Scan the lines below for the word "İlan". Copy each line you find it in.
#### Entries supplied ####
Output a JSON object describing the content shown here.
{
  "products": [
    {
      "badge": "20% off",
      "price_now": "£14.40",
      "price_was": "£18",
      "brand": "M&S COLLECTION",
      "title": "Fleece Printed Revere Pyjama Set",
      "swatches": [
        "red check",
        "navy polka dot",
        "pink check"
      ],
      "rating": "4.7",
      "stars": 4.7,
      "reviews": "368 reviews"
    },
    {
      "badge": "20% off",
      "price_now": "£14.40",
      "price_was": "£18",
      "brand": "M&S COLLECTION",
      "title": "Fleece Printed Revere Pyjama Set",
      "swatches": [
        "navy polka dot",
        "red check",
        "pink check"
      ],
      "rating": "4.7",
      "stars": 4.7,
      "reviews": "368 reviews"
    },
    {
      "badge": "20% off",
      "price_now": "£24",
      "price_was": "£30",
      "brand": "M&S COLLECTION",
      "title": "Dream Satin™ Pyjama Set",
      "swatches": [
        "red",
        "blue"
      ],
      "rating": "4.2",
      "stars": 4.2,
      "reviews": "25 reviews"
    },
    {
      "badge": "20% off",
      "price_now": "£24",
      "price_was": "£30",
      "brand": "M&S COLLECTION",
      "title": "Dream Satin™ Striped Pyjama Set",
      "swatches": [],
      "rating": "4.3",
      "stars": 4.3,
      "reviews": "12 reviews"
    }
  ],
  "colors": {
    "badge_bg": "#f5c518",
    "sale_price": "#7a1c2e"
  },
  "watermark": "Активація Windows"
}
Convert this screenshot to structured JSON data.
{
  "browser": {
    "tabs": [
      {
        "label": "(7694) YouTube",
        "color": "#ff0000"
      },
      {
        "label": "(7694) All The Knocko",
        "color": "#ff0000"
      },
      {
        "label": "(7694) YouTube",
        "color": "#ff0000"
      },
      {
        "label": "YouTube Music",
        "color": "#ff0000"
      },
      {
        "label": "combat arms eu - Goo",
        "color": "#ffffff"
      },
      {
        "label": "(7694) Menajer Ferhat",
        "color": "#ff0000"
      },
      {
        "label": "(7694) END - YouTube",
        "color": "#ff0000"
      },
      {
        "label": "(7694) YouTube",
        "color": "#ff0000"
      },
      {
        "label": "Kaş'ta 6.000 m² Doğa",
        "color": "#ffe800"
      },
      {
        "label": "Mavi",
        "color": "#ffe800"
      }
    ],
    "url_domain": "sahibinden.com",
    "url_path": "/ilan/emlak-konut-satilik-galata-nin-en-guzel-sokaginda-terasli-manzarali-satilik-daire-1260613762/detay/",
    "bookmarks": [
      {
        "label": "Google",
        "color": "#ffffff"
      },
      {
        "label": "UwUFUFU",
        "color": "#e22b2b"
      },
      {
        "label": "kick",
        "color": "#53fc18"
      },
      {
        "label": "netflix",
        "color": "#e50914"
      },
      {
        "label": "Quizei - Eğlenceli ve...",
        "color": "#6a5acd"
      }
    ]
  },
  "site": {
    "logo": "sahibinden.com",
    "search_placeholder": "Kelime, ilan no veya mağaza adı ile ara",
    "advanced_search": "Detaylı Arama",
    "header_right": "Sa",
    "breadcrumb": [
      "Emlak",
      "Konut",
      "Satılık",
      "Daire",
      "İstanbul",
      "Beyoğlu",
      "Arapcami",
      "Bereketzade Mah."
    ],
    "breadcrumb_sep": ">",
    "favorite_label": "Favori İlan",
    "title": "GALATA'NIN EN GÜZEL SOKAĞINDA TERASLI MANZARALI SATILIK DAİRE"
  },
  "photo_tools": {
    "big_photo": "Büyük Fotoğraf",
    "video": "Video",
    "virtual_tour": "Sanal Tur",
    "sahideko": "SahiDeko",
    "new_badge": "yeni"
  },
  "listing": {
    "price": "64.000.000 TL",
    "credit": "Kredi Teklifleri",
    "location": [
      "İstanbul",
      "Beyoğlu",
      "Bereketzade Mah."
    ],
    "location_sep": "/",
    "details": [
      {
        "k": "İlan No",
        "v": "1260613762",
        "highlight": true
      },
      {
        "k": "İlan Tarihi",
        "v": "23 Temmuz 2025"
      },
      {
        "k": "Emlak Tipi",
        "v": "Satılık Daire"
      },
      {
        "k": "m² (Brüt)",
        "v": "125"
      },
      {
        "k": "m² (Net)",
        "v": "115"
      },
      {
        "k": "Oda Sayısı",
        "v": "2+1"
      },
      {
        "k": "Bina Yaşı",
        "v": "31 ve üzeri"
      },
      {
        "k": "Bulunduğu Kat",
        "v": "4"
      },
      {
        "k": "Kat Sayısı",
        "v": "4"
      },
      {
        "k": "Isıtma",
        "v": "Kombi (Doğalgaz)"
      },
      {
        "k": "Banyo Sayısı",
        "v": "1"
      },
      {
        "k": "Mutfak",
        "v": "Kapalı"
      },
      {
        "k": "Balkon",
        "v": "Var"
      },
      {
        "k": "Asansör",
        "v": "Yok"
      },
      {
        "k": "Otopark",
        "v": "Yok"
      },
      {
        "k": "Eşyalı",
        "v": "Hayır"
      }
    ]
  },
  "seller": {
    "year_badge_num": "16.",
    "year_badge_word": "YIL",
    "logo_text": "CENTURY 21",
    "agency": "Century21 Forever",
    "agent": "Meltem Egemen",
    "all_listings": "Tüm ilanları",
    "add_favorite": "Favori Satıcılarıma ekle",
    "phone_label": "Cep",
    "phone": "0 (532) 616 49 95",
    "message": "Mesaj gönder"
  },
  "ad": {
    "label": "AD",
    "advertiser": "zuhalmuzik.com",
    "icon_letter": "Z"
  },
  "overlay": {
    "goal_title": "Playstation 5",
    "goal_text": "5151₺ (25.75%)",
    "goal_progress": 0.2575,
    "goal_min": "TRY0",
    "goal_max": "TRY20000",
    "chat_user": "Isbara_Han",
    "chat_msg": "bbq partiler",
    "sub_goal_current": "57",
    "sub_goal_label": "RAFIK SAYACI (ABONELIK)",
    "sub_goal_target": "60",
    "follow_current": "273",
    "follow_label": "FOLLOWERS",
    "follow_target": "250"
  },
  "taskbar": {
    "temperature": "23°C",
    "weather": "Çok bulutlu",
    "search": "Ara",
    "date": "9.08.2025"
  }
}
####
#### Entries supplied ####
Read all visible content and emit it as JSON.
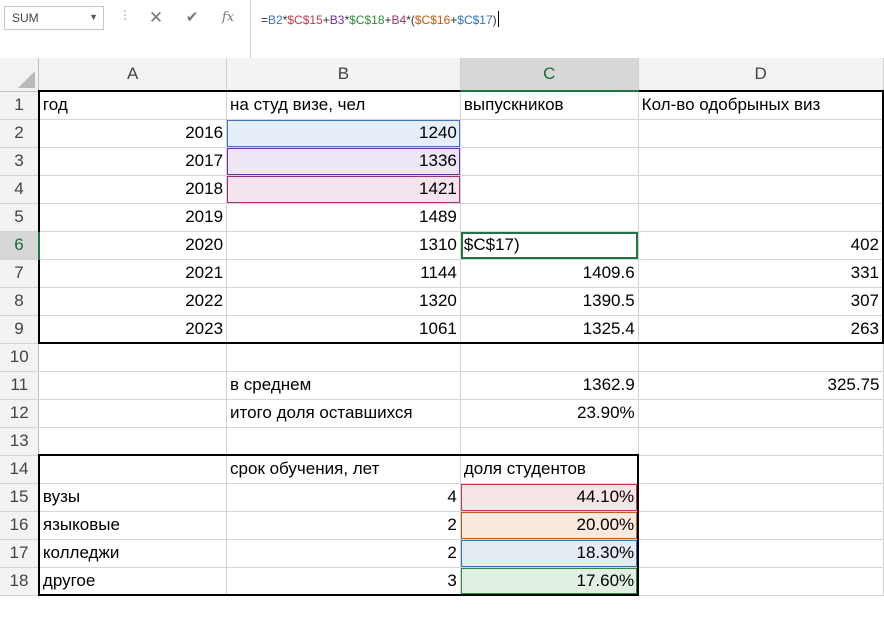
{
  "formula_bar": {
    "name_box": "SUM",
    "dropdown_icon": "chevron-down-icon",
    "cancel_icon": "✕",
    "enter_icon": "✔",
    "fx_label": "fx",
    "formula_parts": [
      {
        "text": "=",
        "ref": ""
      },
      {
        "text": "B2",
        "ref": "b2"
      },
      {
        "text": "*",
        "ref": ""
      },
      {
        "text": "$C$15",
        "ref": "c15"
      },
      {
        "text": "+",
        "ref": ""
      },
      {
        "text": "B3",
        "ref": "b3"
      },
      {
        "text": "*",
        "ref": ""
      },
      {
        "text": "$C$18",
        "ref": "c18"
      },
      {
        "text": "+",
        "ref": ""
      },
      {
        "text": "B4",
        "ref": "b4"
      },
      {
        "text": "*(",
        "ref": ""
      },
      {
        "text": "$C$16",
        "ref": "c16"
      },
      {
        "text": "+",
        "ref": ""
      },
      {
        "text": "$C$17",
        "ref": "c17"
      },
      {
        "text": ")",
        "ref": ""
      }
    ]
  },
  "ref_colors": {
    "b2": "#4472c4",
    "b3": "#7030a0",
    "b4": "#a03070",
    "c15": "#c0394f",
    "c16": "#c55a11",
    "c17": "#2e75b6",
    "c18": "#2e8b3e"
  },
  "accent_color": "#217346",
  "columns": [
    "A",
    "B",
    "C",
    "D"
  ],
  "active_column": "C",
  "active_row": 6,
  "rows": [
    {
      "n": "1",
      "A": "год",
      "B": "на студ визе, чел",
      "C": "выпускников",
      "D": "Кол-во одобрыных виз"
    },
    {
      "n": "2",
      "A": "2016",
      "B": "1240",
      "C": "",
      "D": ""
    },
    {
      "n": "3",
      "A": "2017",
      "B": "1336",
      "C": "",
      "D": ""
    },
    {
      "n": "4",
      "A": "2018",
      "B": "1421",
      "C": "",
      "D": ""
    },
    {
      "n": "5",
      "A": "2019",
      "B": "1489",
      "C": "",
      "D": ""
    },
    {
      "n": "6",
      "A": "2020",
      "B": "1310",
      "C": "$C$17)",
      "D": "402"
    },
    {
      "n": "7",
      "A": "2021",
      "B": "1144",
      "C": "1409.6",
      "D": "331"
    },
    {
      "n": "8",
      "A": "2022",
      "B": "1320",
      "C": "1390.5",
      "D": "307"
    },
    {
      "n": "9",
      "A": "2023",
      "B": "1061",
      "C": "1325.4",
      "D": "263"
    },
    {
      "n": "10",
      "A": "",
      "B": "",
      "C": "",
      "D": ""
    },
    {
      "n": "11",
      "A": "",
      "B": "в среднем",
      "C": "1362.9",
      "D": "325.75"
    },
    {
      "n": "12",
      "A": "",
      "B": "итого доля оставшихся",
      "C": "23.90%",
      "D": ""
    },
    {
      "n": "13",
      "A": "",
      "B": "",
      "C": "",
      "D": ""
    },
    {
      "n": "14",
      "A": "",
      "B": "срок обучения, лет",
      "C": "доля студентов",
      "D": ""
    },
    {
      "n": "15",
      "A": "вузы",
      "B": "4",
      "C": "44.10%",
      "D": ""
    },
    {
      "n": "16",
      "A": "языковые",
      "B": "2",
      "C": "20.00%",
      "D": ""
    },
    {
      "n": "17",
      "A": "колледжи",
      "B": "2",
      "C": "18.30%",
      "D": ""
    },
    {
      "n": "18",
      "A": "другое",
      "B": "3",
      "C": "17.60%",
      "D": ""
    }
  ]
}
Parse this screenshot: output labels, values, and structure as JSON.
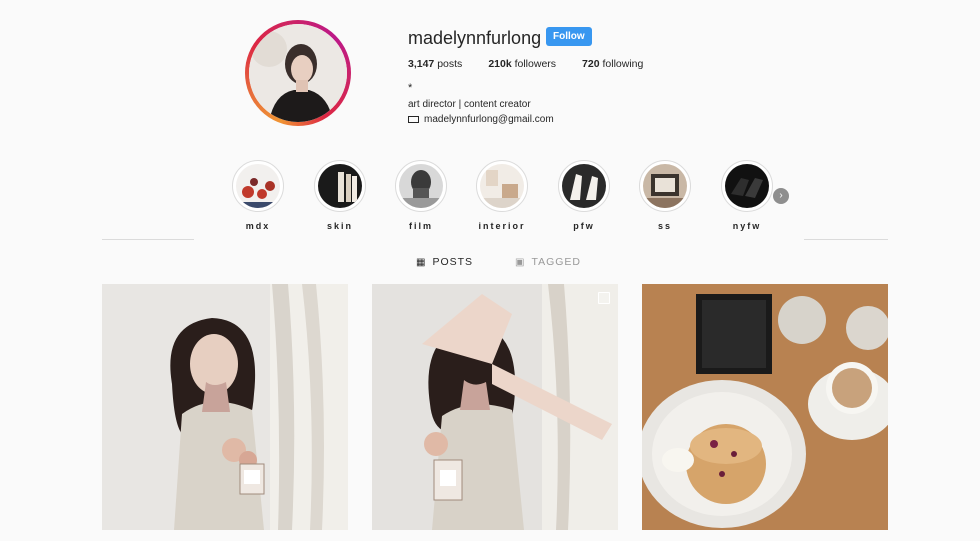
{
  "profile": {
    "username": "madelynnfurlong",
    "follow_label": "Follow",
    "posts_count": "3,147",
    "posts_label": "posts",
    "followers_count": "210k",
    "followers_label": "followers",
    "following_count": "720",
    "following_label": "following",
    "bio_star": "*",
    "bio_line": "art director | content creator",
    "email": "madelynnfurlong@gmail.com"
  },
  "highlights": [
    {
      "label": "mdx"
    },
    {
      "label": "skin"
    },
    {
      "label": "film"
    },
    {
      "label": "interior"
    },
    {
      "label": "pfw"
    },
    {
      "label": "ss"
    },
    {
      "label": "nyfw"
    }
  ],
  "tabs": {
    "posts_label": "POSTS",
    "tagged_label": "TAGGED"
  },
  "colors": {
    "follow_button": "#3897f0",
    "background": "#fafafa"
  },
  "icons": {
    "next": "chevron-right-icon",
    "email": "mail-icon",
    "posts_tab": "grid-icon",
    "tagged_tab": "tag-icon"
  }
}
####
Solution to this exercise —
    "favorite_label": "Favori İlan",
        "k": "İlan No",
        "k": "İlan Tarihi",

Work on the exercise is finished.